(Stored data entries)
----

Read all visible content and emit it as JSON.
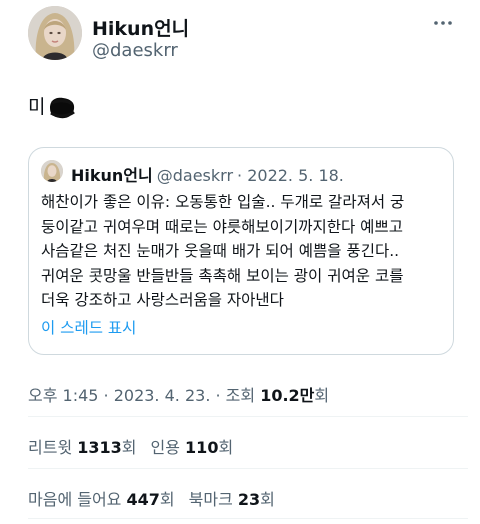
{
  "tweet": {
    "display_name": "Hikun언니",
    "handle": "@daeskrr",
    "text_prefix": "미",
    "more_icon": "more-horizontal-icon"
  },
  "quote": {
    "display_name": "Hikun언니",
    "handle": "@daeskrr",
    "date": "· 2022. 5. 18.",
    "lines": [
      "해찬이가 좋은 이유: 오동통한 입술.. 두개로 갈라져서 궁",
      "둥이같고 귀여우며 때로는 야릇해보이기까지한다 예쁘고",
      "사슴같은 처진 눈매가 웃을때 배가 되어 예쁨을 풍긴다..",
      "귀여운 콧망울 반들반들 촉촉해 보이는 광이 귀여운 코를",
      "더욱 강조하고 사랑스러움을 자아낸다"
    ],
    "show_thread": "이 스레드 표시"
  },
  "meta": {
    "time_date": "오후 1:45 · 2023. 4. 23. · 조회 ",
    "views_value": "10.2만",
    "views_suffix": "회"
  },
  "stats": {
    "retweets_label": "리트윗 ",
    "retweets_value": "1313",
    "retweets_suffix": "회",
    "quotes_label": "인용 ",
    "quotes_value": "110",
    "quotes_suffix": "회",
    "likes_label": "마음에 들어요 ",
    "likes_value": "447",
    "likes_suffix": "회",
    "bookmarks_label": "북마크 ",
    "bookmarks_value": "23",
    "bookmarks_suffix": "회"
  },
  "colors": {
    "text_primary": "#0f1419",
    "text_secondary": "#536471",
    "link": "#1d9bf0",
    "border": "#cfd9de"
  }
}
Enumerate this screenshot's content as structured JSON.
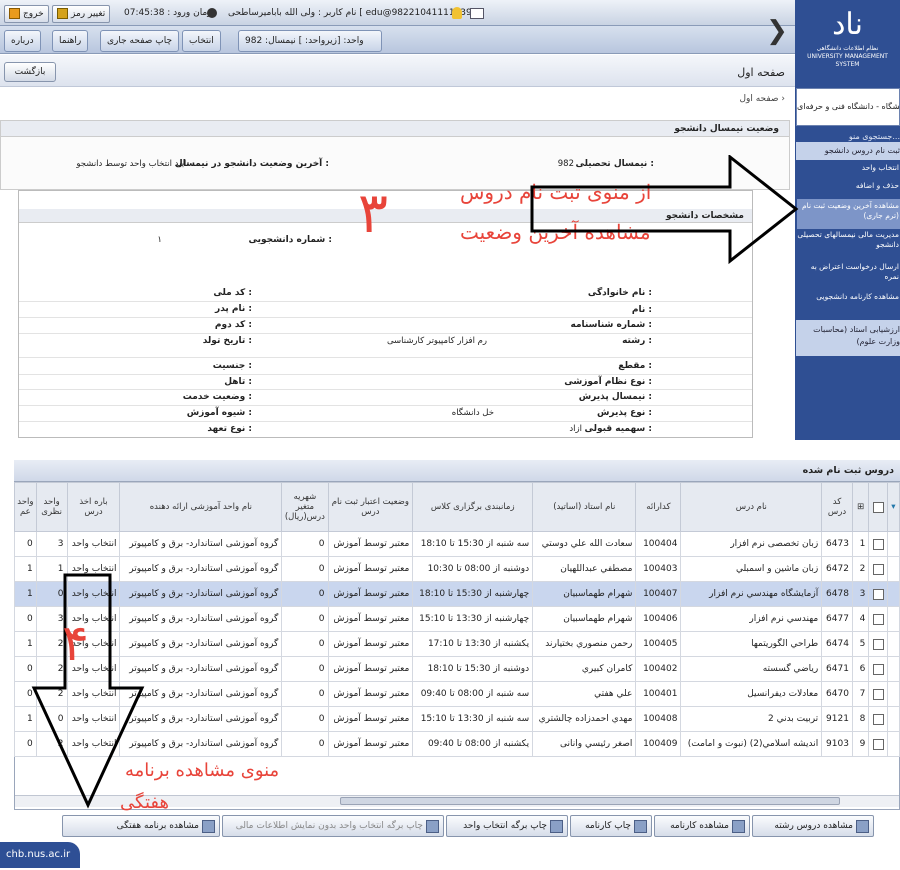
{
  "topbar": {
    "user": "نام کاربر : ولی الله باباميرساطحی [ edu@98221041111039 ]",
    "login_time": "زمان ورود : 07:45:38",
    "change_pass": "تغییر رمز",
    "exit": "خروج"
  },
  "subbar": {
    "unit": "واحد: [زیرواحد: ] نیمسال: 982",
    "select": "انتخاب",
    "print": "چاپ صفحه جاری",
    "help": "راهنما",
    "about": "درباره"
  },
  "page": {
    "title": "صفحه اول",
    "back": "بازگشت",
    "breadcrumb": "صفحه اول  ›"
  },
  "sidebar": {
    "logo_big": "ناد",
    "logo_line1": "نظام اطلاعات دانشگاهی",
    "logo_line2": "UNIVERSITY MANAGEMENT SYSTEM",
    "university": "دانشگاه - دانشگاه فنی و حرفه‌ای",
    "search": "جستجوی منو...",
    "menu_head": "ثبت نام دروس دانشجو",
    "items": [
      "انتخاب واحد",
      "حذف و اضافه",
      "مشاهده آخرین وضعیت ثبت نام (ترم جاری)",
      "مدیریت مالی نیمسالهای تحصیلی دانشجو",
      "ارسال درخواست اعتراض به نمره",
      "مشاهده کارنامه دانشجویی"
    ],
    "eval": "ارزشیابی استاد (محاسبات وزارت علوم)"
  },
  "status": {
    "header": "وضعیت نیمسال دانشجو",
    "term_label": "نیمسال تحصیلی :",
    "term_value": "982",
    "state_label": "آخرین وضعیت دانشجو در نیمسال :",
    "state_value": "تایید انتخاب واحد توسط دانشجو"
  },
  "profile": {
    "header": "مشخصات دانشجو",
    "student_no_label": "شماره دانشجویی :",
    "student_no_value": "۱",
    "right_labels": [
      "نام خانوادگی :",
      "نام :",
      "شماره شناسنامه :",
      "رشته :",
      "مقطع :",
      "نوع نظام آموزشی :",
      "نیمسال پذیرش :",
      "نوع پذیرش :",
      "سهمیه قبولی :"
    ],
    "left_labels": [
      "کد ملی :",
      "نام پدر :",
      "کد دوم :",
      "تاریخ تولد :",
      "جنسیت :",
      "تاهل :",
      "وضعیت خدمت :",
      "شیوه آموزش :",
      "نوع تعهد :"
    ],
    "field_value": "رم افزار کامپیوتر کارشناسی",
    "admission_value": "خل دانشگاه",
    "quota_value": "ازاد"
  },
  "annotations": {
    "num3": "۳",
    "text_line1": "از منوی ثبت نام دروس",
    "text_line2": "مشاهده آخرین وضعیت",
    "num4": "۴",
    "bottom_line1": "منوی مشاهده برنامه",
    "bottom_line2": "هفتگی",
    "arrow_color": "#000000",
    "text_color": "#e8443a"
  },
  "courses": {
    "title": "دروس ثبت نام شده",
    "headers": [
      "",
      "",
      "کد درس",
      "نام درس",
      "کدارائه",
      "نام استاد (اساتید)",
      "زمانبندی برگزاری کلاس",
      "وضعیت اعتبار ثبت نام درس",
      "وضعیت اعتبار ثبت نام درس",
      "شهریه متغیر درس(ریال)",
      "نام واحد آموزشی ارائه دهنده",
      "باره اخذ درس",
      "واحد نظری",
      "واحد عم"
    ],
    "rows": [
      [
        "1",
        "6473",
        "زبان تخصصی نرم افزار",
        "100404",
        "سعادت الله علي دوستي",
        "سه شنبه از 15:30 تا 18:10",
        "معتبر توسط آموزش",
        "0",
        "گروه آموزشی استاندارد- برق و کامپیوتر",
        "انتخاب واحد",
        "3",
        "0"
      ],
      [
        "2",
        "6472",
        "زبان ماشین و اسمبلي",
        "100403",
        "مصطفي عبداللهیان",
        "دوشنبه از 08:00 تا 10:30",
        "معتبر توسط آموزش",
        "0",
        "گروه آموزشی استاندارد- برق و کامپیوتر",
        "انتخاب واحد",
        "1",
        "1"
      ],
      [
        "3",
        "6478",
        "آزمایشگاه مهندسي نرم افزار",
        "100407",
        "شهرام طهماسبيان",
        "چهارشنبه از 15:30 تا 18:10",
        "معتبر توسط آموزش",
        "0",
        "گروه آموزشی استاندارد- برق و کامپیوتر",
        "انتخاب واحد",
        "0",
        "1"
      ],
      [
        "4",
        "6477",
        "مهندسي نرم افزار",
        "100406",
        "شهرام طهماسبيان",
        "چهارشنبه از 13:30 تا 15:10",
        "معتبر توسط آموزش",
        "0",
        "گروه آموزشی استاندارد- برق و کامپیوتر",
        "انتخاب واحد",
        "3",
        "0"
      ],
      [
        "5",
        "6474",
        "طراحي الگوريتمها",
        "100405",
        "رحمن منصوري بختيارند",
        "یکشنبه از 13:30 تا 17:10",
        "معتبر توسط آموزش",
        "0",
        "گروه آموزشی استاندارد- برق و کامپیوتر",
        "انتخاب واحد",
        "2",
        "1"
      ],
      [
        "6",
        "6471",
        "رياضي گسسته",
        "100402",
        "كامران كبيري",
        "دوشنبه از 15:30 تا 18:10",
        "معتبر توسط آموزش",
        "0",
        "گروه آموزشی استاندارد- برق و کامپیوتر",
        "انتخاب واحد",
        "2",
        "0"
      ],
      [
        "7",
        "6470",
        "معادلات ديفرانسيل",
        "100401",
        "علي هفتي",
        "سه شنبه از 08:00 تا 09:40",
        "معتبر توسط آموزش",
        "0",
        "گروه آموزشی استاندارد- برق و کامپیوتر",
        "انتخاب واحد",
        "2",
        "0"
      ],
      [
        "8",
        "9121",
        "تربيت بدني 2",
        "100408",
        "مهدي احمدزاده چالشتري",
        "سه شنبه از 13:30 تا 15:10",
        "معتبر توسط آموزش",
        "0",
        "گروه آموزشی استاندارد- برق و کامپیوتر",
        "انتخاب واحد",
        "0",
        "1"
      ],
      [
        "9",
        "9103",
        "انديشه اسلامي(2) (نبوت و امامت)",
        "100409",
        "اصغر رئيسي وانانی",
        "یکشنبه از 08:00 تا 09:40",
        "معتبر توسط آموزش",
        "0",
        "گروه آموزشی استاندارد- برق و کامپیوتر",
        "انتخاب واحد",
        "2",
        "0"
      ]
    ]
  },
  "bottom_buttons": [
    "مشاهده دروس رشته",
    "مشاهده کارنامه",
    "چاپ کارنامه",
    "چاپ برگه انتخاب واحد",
    "چاپ برگه انتخاب واحد بدون نمایش اطلاعات مالی",
    "مشاهده برنامه هفتگی"
  ],
  "watermark": "chb.nus.ac.ir"
}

----

=== PROBLEM STATEMENT ===
In the records above, collect each line with "آخرین".

=== RESULT OF THIS TASK ===
      "مشاهده آخرین وضعیت ثبت نام (ترم جاری)",
    "state_label": "آخرین وضعیت دانشجو در نیمسال :",
    "text_line2": "مشاهده آخرین وضعیت",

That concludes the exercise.